▶ **Data provided**:
* start *
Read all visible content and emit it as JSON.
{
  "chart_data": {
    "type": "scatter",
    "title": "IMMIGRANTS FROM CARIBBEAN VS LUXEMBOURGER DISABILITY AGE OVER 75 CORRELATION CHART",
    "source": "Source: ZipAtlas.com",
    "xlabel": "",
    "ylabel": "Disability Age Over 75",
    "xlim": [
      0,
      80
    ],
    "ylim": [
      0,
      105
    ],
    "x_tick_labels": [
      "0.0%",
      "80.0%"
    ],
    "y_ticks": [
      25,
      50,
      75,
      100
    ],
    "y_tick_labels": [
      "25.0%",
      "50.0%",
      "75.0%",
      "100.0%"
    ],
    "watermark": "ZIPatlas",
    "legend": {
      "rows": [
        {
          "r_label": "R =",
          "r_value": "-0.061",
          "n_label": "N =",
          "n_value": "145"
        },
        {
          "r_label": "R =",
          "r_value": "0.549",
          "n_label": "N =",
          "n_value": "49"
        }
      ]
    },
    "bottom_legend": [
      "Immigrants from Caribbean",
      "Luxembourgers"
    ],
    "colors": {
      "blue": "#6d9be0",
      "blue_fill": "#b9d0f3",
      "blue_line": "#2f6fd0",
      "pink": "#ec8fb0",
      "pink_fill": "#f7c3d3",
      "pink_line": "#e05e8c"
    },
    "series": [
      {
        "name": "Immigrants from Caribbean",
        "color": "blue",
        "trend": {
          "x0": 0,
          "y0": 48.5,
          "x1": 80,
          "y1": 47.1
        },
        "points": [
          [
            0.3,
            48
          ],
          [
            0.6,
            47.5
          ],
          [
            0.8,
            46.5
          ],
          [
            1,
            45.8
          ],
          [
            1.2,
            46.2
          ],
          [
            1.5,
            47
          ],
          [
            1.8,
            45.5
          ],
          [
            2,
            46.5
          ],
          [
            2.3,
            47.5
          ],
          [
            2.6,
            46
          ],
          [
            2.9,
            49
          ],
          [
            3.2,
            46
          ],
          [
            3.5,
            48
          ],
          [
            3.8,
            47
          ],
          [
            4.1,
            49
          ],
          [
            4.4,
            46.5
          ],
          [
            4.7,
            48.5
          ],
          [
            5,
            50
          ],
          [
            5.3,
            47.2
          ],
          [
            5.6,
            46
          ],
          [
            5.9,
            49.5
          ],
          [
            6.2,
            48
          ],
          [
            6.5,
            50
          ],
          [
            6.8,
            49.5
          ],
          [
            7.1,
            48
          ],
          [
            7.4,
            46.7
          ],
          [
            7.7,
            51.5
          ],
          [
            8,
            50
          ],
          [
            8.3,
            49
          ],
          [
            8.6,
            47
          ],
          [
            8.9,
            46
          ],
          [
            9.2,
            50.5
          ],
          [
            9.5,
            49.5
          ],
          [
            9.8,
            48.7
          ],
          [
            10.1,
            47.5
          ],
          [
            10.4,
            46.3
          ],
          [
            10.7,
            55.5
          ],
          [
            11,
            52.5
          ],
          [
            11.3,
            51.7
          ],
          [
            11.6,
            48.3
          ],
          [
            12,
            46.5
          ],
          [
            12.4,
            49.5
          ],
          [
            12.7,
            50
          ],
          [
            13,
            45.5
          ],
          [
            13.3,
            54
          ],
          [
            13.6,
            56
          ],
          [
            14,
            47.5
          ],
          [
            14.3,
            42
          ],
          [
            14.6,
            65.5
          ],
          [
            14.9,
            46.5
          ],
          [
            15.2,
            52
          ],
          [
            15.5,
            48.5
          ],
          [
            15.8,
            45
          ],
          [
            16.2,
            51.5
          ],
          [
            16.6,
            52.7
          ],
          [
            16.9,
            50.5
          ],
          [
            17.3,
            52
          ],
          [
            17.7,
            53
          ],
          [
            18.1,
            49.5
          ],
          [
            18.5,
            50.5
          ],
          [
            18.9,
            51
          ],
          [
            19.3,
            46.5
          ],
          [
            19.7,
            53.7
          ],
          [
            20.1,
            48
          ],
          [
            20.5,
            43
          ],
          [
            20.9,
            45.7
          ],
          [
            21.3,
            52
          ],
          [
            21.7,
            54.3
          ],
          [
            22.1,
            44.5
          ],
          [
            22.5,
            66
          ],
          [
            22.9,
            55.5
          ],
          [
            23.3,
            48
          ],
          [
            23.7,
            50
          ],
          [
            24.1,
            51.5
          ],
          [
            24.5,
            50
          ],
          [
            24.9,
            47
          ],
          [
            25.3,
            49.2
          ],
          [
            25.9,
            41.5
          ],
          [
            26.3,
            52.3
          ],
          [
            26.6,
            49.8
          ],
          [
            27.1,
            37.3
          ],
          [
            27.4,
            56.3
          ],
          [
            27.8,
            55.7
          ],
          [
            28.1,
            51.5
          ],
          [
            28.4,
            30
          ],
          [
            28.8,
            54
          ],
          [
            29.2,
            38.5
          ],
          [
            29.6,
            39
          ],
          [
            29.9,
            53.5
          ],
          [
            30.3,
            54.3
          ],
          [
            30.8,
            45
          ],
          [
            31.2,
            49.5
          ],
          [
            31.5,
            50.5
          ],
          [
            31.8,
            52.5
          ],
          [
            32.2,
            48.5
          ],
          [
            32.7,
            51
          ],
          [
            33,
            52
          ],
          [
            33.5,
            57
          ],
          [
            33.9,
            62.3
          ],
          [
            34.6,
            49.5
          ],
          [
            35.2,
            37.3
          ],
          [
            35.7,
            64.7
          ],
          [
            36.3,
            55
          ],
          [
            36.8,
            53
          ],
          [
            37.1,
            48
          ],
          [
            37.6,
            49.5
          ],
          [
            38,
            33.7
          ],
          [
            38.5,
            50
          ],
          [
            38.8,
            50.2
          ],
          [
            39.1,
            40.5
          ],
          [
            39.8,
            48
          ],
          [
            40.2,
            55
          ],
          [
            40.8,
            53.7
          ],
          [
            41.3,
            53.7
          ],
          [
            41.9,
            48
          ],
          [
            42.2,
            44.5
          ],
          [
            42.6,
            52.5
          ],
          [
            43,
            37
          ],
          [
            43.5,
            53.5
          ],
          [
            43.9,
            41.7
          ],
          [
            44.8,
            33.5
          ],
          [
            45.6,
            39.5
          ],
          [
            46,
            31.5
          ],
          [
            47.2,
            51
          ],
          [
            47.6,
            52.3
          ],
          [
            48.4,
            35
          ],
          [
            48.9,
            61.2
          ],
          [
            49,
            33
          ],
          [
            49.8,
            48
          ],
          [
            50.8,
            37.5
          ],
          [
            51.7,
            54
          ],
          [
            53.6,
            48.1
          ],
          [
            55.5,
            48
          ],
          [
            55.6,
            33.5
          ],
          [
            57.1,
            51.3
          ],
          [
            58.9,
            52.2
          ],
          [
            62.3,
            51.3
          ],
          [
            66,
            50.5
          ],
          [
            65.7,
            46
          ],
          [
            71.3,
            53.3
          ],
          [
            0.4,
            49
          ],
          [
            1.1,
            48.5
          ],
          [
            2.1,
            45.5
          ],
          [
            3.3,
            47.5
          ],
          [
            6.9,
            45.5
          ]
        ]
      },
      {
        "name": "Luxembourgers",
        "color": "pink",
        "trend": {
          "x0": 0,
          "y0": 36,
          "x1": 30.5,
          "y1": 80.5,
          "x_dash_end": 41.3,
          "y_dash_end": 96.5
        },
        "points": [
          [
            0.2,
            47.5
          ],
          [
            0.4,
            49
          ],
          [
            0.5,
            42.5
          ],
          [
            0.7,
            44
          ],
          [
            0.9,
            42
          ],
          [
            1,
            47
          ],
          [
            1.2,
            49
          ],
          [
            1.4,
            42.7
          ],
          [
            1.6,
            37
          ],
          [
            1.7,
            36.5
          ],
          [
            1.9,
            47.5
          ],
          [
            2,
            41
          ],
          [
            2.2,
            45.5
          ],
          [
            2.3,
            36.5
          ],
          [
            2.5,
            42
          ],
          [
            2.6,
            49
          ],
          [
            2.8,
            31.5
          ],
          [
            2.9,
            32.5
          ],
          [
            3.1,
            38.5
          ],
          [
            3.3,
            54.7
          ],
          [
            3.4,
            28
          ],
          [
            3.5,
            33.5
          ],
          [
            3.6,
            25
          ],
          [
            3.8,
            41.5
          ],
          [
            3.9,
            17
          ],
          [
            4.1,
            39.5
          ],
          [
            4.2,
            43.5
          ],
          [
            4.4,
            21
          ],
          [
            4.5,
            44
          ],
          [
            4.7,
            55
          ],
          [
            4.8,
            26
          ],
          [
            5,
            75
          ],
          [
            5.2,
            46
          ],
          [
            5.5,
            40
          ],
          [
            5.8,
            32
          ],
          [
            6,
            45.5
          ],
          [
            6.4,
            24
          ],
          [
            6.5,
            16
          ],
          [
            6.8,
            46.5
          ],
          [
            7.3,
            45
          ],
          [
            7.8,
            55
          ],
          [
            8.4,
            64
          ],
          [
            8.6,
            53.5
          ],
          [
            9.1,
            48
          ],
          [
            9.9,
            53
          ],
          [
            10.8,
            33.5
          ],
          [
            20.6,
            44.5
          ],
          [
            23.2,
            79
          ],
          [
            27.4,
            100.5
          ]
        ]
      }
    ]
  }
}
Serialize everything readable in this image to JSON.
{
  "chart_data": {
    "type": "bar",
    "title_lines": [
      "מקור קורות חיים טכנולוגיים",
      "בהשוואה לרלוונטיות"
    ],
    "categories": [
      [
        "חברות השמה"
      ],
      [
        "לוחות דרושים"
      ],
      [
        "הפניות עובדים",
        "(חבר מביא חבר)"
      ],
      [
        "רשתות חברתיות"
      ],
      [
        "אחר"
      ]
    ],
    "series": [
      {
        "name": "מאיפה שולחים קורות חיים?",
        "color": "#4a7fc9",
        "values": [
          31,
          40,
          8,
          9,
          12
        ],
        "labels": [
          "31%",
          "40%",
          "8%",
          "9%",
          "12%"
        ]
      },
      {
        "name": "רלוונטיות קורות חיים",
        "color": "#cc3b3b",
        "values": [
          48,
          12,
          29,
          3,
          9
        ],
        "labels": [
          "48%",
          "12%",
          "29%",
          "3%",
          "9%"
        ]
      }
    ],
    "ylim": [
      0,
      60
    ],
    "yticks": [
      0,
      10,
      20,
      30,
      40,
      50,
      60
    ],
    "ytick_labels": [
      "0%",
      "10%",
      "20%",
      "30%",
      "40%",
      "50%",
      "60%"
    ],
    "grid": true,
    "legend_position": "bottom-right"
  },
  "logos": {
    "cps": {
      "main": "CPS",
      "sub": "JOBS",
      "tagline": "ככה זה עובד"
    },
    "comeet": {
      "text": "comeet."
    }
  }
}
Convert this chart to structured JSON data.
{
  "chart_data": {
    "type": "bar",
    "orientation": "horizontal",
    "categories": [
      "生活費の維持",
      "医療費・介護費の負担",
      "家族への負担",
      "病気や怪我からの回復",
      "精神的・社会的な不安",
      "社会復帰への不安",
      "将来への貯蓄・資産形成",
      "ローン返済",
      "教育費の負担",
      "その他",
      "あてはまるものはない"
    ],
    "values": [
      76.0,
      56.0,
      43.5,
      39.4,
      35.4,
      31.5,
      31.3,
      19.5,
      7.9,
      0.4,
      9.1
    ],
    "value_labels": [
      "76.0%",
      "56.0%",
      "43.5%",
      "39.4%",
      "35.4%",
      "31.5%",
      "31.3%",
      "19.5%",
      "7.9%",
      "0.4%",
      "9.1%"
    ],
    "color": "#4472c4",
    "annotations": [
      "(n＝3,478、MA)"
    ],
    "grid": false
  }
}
* end *
Repeat precisely the lines of the data starting at the one containing "Convert this chart to structured JSON data.", last line included.

Convert this chart to structured JSON data.
{
  "chart_data": {
    "type": "bar",
    "orientation": "horizontal",
    "categories": [
      "生活費の維持",
      "医療費・介護費の負担",
      "家族への負担",
      "病気や怪我からの回復",
      "精神的・社会的な不安",
      "社会復帰への不安",
      "将来への貯蓄・資産形成",
      "ローン返済",
      "教育費の負担",
      "その他",
      "あてはまるものはない"
    ],
    "values": [
      76.0,
      56.0,
      43.5,
      39.4,
      35.4,
      31.5,
      31.3,
      19.5,
      7.9,
      0.4,
      9.1
    ],
    "value_labels": [
      "76.0%",
      "56.0%",
      "43.5%",
      "39.4%",
      "35.4%",
      "31.5%",
      "31.3%",
      "19.5%",
      "7.9%",
      "0.4%",
      "9.1%"
    ],
    "color": "#4472c4",
    "annotations": [
      "(n＝3,478、MA)"
    ],
    "grid": false
  }
}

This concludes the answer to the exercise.